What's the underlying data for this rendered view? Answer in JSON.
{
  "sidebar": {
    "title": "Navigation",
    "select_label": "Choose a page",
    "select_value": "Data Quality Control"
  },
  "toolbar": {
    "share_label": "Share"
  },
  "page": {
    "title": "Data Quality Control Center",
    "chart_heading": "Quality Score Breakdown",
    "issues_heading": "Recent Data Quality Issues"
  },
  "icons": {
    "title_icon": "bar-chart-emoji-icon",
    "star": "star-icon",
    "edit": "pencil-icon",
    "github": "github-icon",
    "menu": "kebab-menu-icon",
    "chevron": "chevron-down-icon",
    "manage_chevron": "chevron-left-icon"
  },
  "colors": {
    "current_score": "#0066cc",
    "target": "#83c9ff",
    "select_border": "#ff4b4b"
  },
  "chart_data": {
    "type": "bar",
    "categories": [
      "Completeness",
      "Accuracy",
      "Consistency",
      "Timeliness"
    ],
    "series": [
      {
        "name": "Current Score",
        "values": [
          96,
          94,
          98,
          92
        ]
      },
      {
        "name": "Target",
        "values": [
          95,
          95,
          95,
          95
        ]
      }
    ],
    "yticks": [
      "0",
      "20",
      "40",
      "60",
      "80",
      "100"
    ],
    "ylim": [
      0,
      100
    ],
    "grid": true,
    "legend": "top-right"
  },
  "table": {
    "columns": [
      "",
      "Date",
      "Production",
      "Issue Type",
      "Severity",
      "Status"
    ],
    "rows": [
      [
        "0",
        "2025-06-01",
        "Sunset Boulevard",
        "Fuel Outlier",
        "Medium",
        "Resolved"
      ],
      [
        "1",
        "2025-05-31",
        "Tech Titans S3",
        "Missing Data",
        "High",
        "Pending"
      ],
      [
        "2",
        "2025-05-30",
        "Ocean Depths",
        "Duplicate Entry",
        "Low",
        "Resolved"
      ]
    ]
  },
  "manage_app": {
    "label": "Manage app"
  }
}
· · · · ·
[Exercise aim] Pick out each line containing "chevron" and report it.

[Response to this exercise]
    "chevron": "chevron-down-icon",
    "manage_chevron": "chevron-left-icon"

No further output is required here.